Retype everything in the material from the line containing "315, 446, 319]" down to the line containing "212, 36, 216]", with both of those lines included.

Element and box listings
##########

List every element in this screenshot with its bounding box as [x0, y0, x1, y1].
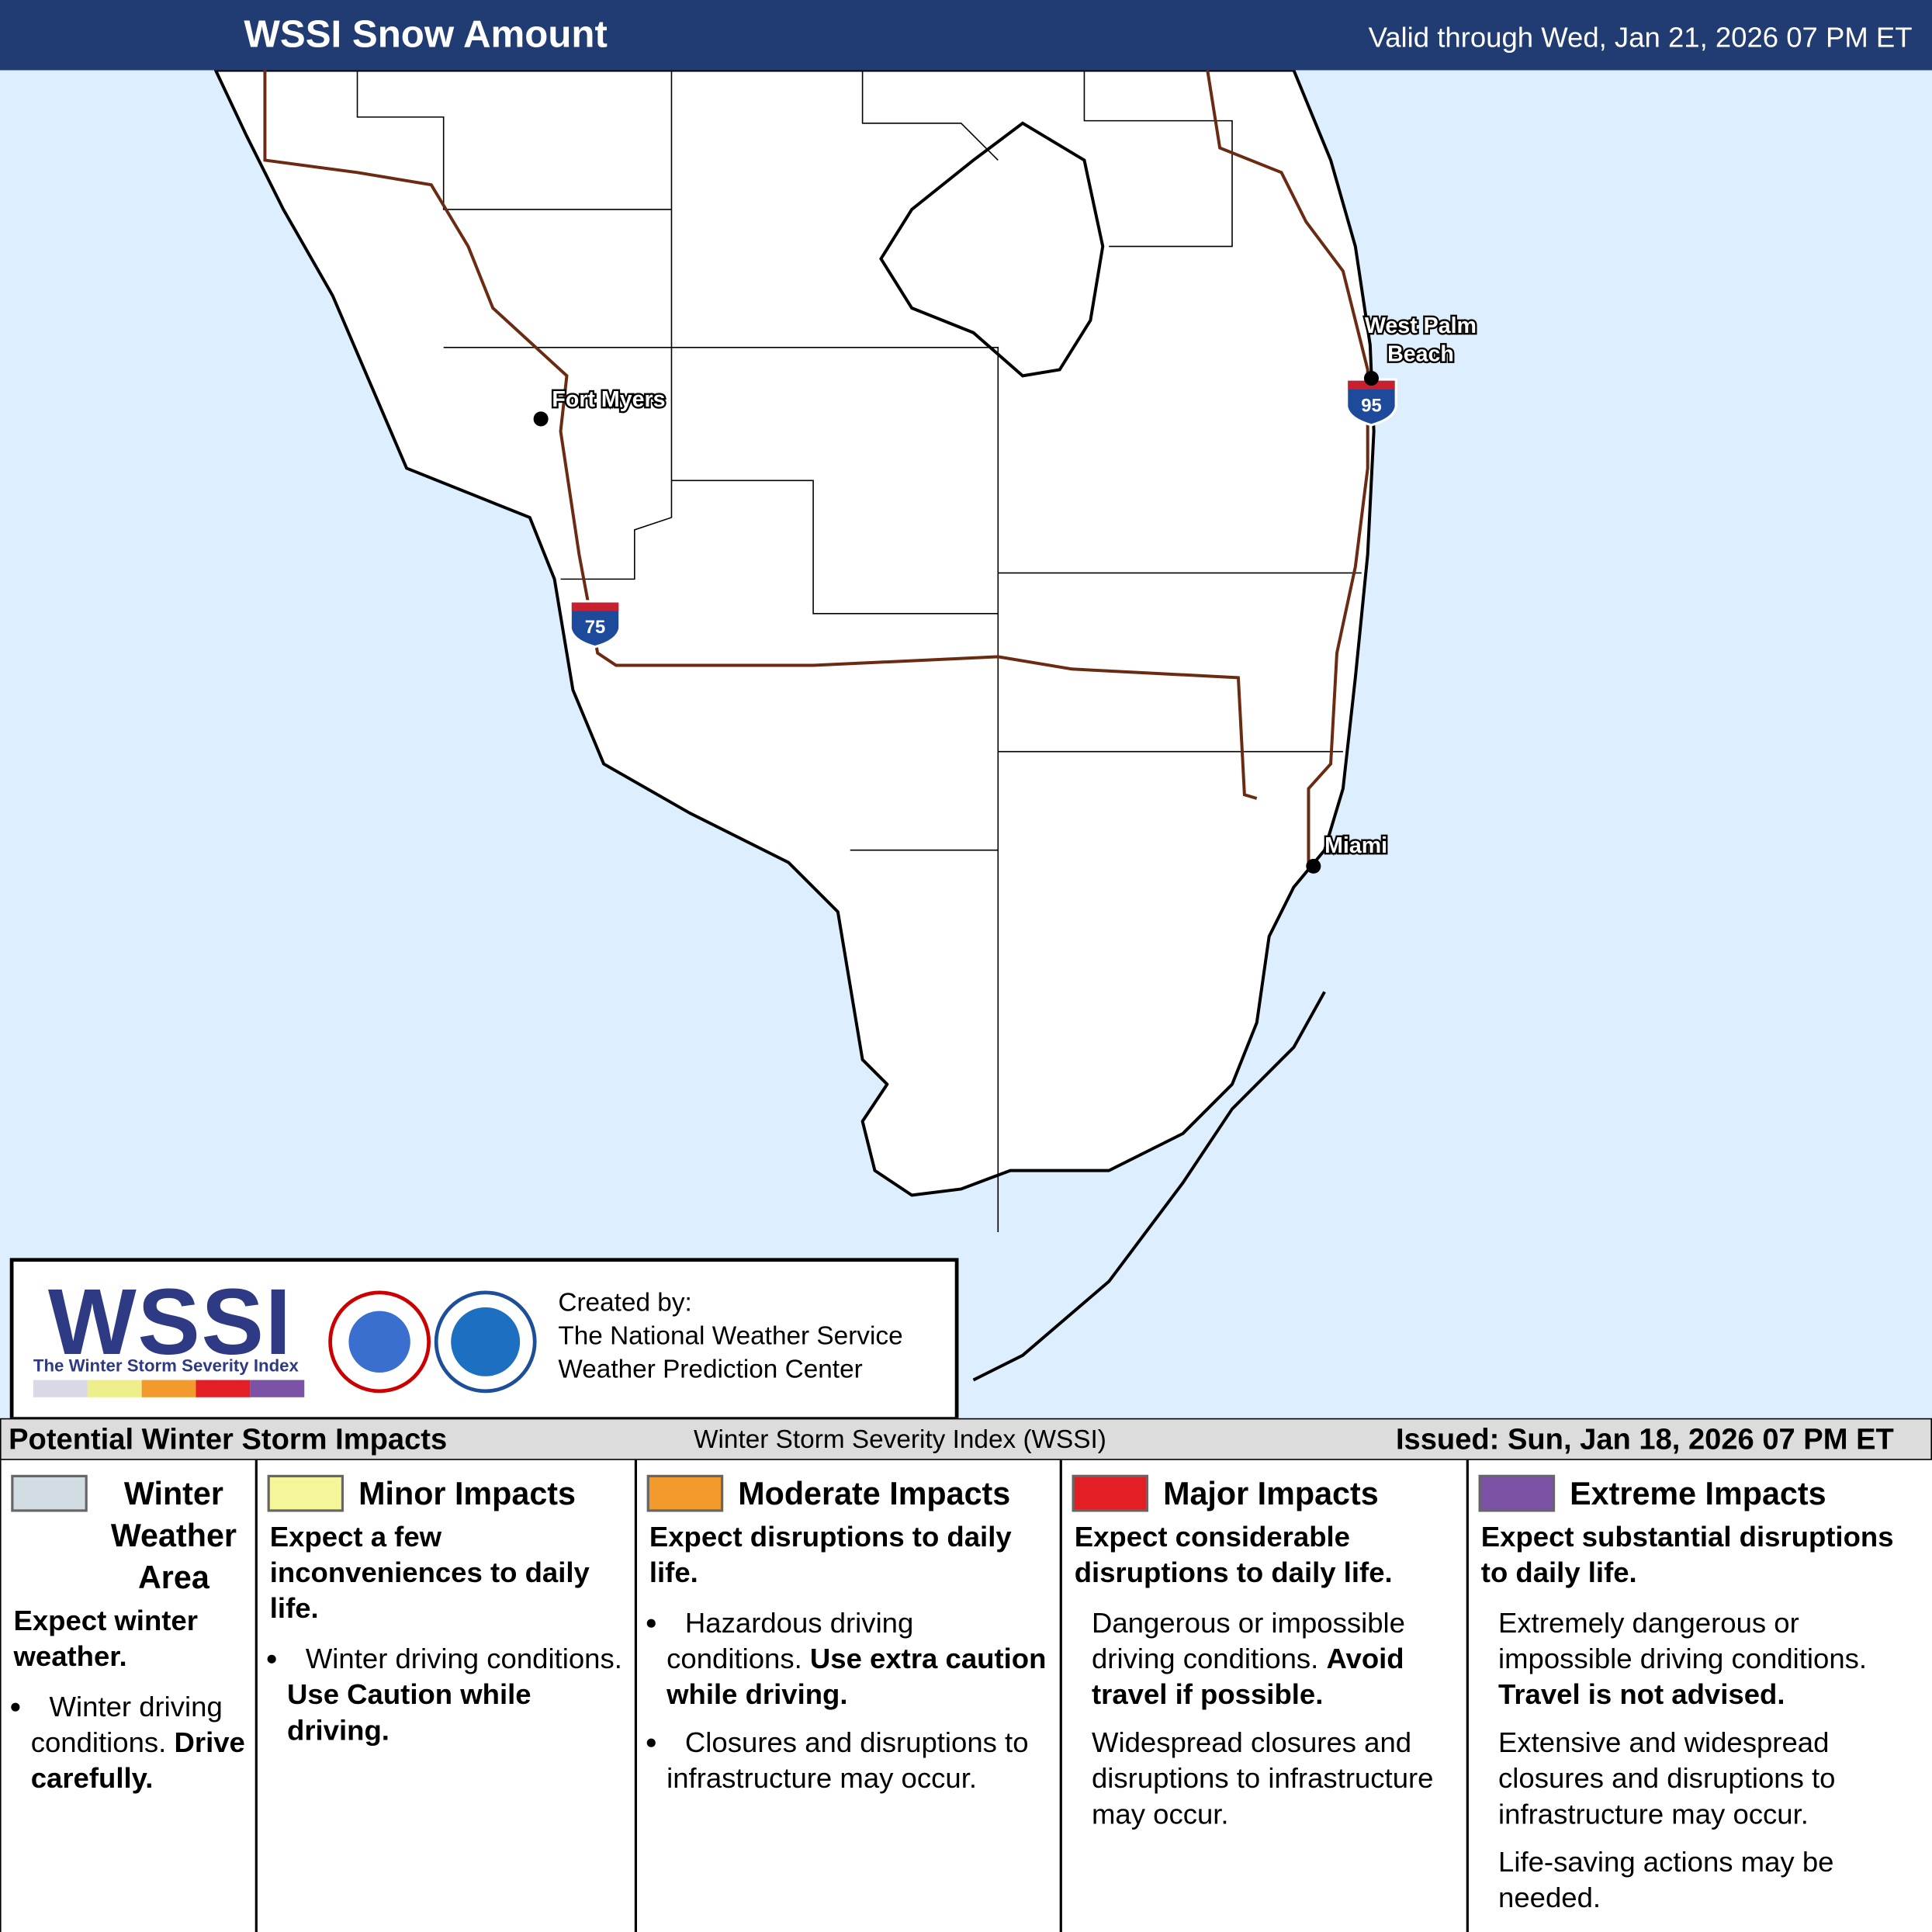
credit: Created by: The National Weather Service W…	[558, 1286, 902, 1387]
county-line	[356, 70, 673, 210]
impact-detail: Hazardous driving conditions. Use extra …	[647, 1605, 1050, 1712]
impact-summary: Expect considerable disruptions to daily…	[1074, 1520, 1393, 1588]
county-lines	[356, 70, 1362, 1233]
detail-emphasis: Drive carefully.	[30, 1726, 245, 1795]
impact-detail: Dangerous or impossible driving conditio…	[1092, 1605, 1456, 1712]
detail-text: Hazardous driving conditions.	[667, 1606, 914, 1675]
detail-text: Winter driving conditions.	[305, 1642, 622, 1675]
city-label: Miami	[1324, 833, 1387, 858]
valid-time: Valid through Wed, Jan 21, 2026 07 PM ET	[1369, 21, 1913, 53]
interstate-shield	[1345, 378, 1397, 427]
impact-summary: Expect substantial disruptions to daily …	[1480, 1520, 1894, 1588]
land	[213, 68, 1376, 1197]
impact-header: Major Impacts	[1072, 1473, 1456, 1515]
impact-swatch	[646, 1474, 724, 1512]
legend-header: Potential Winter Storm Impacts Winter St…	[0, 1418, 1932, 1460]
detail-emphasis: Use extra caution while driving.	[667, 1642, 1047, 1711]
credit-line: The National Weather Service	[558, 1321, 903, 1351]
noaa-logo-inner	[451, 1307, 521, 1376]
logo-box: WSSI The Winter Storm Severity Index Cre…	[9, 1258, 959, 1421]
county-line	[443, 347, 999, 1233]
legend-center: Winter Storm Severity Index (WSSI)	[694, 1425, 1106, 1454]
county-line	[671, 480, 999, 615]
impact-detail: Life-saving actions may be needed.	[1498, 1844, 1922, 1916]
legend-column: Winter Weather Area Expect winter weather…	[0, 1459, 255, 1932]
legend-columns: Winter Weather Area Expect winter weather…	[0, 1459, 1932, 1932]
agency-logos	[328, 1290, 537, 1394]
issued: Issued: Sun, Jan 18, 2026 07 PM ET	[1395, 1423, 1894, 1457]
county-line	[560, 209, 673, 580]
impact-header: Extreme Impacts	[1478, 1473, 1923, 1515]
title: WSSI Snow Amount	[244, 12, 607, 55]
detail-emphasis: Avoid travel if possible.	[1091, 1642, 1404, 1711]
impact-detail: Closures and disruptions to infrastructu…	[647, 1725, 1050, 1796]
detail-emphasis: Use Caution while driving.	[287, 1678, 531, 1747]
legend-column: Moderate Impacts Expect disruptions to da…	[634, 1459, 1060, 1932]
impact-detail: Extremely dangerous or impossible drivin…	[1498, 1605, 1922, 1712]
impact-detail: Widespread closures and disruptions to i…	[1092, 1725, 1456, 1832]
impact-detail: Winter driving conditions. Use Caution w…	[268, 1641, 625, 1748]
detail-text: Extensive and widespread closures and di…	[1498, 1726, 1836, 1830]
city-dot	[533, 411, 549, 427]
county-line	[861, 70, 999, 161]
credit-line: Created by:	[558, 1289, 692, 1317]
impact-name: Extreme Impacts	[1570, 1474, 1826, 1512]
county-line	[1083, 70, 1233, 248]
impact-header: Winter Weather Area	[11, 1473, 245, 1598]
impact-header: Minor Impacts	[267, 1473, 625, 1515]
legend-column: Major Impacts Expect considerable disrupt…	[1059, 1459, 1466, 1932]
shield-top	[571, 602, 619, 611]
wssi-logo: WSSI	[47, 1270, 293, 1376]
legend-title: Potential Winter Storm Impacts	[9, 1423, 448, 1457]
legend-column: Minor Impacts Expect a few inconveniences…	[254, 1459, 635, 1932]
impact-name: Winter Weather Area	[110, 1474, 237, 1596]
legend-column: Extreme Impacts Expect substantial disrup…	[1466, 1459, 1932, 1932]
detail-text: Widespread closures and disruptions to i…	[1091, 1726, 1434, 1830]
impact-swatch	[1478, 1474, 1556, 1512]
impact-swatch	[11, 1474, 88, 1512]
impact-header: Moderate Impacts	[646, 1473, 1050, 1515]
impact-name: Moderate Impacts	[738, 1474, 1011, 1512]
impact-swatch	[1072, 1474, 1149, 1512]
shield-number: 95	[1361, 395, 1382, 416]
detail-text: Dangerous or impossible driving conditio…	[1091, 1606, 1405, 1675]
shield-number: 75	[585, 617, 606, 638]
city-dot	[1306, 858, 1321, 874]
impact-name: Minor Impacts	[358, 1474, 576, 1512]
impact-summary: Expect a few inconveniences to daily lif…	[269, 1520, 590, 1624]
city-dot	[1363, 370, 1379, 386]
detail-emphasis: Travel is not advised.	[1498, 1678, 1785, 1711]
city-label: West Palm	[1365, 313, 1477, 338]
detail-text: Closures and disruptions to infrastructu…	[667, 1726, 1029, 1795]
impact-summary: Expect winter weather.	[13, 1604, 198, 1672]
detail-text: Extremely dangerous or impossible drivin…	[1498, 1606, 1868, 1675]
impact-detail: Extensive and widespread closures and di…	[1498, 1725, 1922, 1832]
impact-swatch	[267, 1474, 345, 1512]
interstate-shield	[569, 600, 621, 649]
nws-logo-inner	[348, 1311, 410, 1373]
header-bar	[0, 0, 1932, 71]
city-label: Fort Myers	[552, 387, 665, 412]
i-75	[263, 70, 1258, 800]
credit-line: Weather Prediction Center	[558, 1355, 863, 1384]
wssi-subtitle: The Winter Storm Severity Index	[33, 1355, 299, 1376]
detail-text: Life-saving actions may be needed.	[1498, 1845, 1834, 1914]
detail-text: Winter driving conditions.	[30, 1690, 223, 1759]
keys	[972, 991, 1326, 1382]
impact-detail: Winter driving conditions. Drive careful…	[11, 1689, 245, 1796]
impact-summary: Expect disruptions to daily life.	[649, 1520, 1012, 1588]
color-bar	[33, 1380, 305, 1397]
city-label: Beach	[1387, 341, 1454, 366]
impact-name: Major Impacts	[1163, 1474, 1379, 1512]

##########

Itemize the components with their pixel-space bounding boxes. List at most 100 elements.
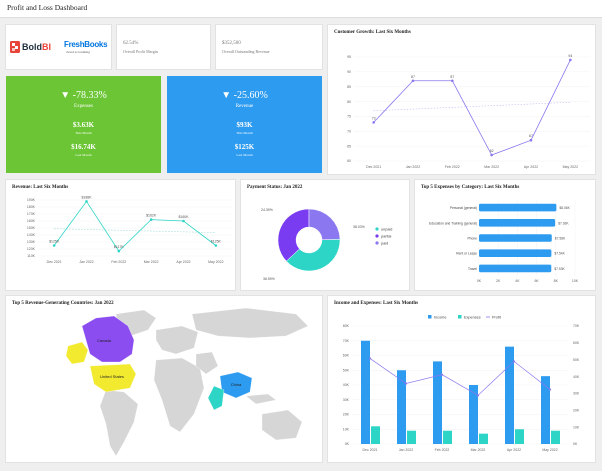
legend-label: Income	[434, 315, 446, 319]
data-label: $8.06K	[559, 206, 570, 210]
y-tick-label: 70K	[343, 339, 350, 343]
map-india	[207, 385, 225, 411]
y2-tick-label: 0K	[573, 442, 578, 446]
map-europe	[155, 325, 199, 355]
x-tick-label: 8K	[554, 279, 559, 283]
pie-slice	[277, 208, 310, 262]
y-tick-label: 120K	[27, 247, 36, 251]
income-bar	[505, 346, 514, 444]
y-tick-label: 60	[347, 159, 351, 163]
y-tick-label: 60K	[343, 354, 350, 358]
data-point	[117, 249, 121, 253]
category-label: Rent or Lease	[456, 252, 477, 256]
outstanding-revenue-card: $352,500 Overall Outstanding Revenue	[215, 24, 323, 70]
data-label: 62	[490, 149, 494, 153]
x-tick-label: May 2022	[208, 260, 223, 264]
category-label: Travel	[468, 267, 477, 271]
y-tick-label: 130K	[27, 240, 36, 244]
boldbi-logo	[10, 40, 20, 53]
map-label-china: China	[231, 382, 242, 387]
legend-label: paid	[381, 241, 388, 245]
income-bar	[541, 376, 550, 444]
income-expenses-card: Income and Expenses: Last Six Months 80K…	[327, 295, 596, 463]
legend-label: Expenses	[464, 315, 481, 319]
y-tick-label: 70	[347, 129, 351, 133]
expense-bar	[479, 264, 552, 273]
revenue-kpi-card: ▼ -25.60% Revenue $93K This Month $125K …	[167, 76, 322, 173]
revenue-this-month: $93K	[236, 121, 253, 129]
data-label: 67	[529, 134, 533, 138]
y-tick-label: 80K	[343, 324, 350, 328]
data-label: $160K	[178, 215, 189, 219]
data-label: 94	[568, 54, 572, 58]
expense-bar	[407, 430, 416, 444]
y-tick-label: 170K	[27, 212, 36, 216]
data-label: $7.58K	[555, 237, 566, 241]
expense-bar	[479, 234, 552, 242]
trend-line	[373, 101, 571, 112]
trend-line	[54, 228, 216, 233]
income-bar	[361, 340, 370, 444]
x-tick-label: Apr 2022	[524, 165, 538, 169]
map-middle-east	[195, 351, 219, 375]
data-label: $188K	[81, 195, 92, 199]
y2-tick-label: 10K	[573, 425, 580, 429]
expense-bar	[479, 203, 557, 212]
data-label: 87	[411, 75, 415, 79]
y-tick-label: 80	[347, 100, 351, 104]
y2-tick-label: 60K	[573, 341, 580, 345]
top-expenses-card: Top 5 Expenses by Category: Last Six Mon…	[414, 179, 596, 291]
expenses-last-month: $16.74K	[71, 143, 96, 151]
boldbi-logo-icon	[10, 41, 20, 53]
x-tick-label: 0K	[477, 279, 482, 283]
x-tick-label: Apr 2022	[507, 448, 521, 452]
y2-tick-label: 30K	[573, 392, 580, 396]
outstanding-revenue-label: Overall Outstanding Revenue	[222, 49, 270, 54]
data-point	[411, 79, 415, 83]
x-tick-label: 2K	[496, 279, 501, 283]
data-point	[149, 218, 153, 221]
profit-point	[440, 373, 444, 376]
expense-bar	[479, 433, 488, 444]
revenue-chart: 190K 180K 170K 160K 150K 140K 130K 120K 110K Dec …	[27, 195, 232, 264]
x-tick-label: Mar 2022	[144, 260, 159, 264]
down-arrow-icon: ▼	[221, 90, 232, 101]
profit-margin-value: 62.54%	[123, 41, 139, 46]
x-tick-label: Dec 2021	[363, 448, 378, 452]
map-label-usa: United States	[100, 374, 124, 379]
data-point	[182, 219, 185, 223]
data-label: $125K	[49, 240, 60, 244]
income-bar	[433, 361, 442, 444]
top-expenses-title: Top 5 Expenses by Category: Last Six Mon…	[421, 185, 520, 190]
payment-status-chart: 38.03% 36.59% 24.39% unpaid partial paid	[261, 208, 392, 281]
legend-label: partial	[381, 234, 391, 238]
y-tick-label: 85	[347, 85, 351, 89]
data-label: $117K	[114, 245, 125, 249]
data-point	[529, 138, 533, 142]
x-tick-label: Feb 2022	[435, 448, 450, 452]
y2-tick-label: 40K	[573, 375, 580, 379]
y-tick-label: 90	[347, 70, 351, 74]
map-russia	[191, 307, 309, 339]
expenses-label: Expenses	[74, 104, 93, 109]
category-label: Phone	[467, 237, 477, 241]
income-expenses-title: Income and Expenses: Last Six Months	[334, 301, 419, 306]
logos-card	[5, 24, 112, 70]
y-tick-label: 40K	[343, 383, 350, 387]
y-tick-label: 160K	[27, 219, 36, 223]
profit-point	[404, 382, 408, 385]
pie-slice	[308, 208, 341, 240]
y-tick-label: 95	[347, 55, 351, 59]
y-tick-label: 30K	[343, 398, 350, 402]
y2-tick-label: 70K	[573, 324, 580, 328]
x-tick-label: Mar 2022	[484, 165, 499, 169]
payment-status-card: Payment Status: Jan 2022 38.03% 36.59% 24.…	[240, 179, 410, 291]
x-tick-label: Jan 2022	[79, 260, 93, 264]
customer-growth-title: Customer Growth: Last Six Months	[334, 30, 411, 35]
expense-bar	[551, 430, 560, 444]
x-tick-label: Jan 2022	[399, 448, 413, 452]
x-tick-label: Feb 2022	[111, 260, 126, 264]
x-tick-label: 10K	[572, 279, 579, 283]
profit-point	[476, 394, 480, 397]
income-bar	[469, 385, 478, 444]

##########

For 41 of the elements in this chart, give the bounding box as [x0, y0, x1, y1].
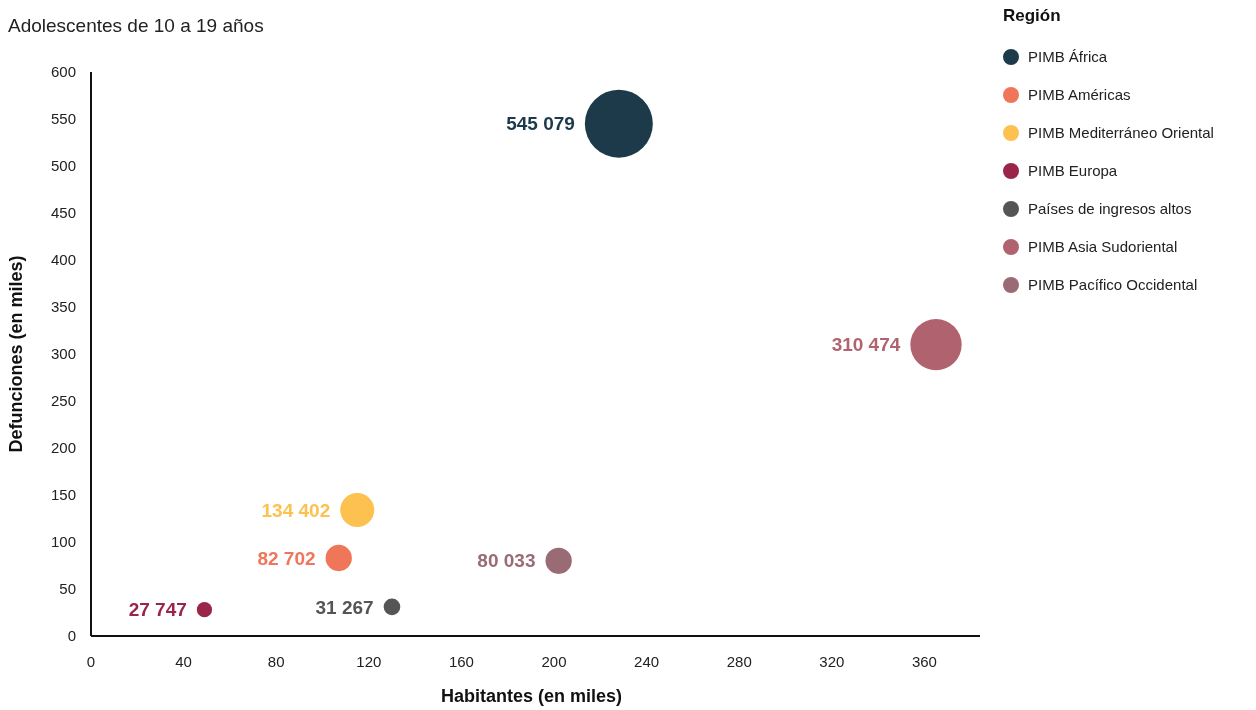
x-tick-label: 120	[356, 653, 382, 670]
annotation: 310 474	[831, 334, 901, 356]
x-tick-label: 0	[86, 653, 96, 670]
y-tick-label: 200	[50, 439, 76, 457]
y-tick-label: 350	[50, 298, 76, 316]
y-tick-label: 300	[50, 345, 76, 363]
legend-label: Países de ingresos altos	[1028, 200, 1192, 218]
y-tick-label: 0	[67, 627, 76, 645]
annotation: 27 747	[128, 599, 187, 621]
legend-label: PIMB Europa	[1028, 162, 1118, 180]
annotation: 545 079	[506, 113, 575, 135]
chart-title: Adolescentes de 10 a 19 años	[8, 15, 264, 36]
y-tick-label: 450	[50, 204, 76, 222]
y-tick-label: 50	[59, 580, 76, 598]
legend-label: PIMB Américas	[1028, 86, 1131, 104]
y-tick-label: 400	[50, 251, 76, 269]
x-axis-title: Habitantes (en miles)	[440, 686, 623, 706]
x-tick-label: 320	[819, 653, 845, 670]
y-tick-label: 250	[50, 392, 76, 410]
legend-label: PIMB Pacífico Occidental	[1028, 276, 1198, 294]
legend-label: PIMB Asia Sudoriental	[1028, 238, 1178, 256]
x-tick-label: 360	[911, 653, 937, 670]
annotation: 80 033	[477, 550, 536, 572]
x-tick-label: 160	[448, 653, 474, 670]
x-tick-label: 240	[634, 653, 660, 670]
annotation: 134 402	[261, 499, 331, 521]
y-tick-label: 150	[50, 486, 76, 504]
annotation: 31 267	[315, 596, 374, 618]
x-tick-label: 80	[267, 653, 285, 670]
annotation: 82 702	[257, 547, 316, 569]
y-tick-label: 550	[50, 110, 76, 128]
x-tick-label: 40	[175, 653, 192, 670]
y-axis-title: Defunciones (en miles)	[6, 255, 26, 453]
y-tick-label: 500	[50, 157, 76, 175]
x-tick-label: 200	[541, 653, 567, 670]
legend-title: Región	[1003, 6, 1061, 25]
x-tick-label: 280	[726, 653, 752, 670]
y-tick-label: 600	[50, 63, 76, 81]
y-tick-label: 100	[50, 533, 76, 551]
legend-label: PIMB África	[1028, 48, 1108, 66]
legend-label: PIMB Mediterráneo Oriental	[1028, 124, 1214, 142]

##########

THE RESPONSE:
legend-label: Income	[434, 315, 446, 319]
data-label: $8.06K	[559, 206, 570, 210]
y-tick-label: 70K	[343, 339, 350, 343]
map-india	[207, 385, 225, 411]
y2-tick-label: 0K	[573, 442, 578, 446]
map-europe	[155, 325, 199, 355]
x-tick-label: 8K	[554, 279, 559, 283]
pie-slice	[277, 208, 310, 262]
y-tick-label: 120K	[27, 247, 36, 251]
income-bar	[505, 346, 514, 444]
y-tick-label: 60	[347, 159, 351, 163]
y-tick-label: 60K	[343, 354, 350, 358]
data-point	[117, 249, 121, 253]
category-label: Rent or Lease	[456, 252, 477, 256]
outstanding-revenue-card: $352,500 Overall Outstanding Revenue	[215, 24, 323, 70]
data-label: 62	[490, 149, 494, 153]
x-tick-label: May 2022	[208, 260, 223, 264]
category-label: Travel	[468, 267, 477, 271]
y-tick-label: 130K	[27, 240, 36, 244]
boldbi-logo	[10, 40, 20, 53]
map-label-china: China	[231, 382, 242, 387]
legend-label: paid	[381, 241, 388, 245]
income-bar	[541, 376, 550, 444]
income-expenses-card: Income and Expenses: Last Six Months 80K…	[327, 295, 596, 463]
legend-label: Expenses	[464, 315, 481, 319]
y-tick-label: 70	[347, 129, 351, 133]
expense-bar	[479, 264, 552, 273]
revenue-kpi-card: ▼ -25.60% Revenue $93K This Month $125K …	[167, 76, 322, 173]
revenue-this-month: $93K	[236, 121, 253, 129]
data-label: 67	[529, 134, 533, 138]
y-tick-label: 80K	[343, 324, 350, 328]
data-label: $160K	[178, 215, 189, 219]
data-label: 94	[568, 54, 572, 58]
expense-bar	[407, 430, 416, 444]
y-tick-label: 170K	[27, 212, 36, 216]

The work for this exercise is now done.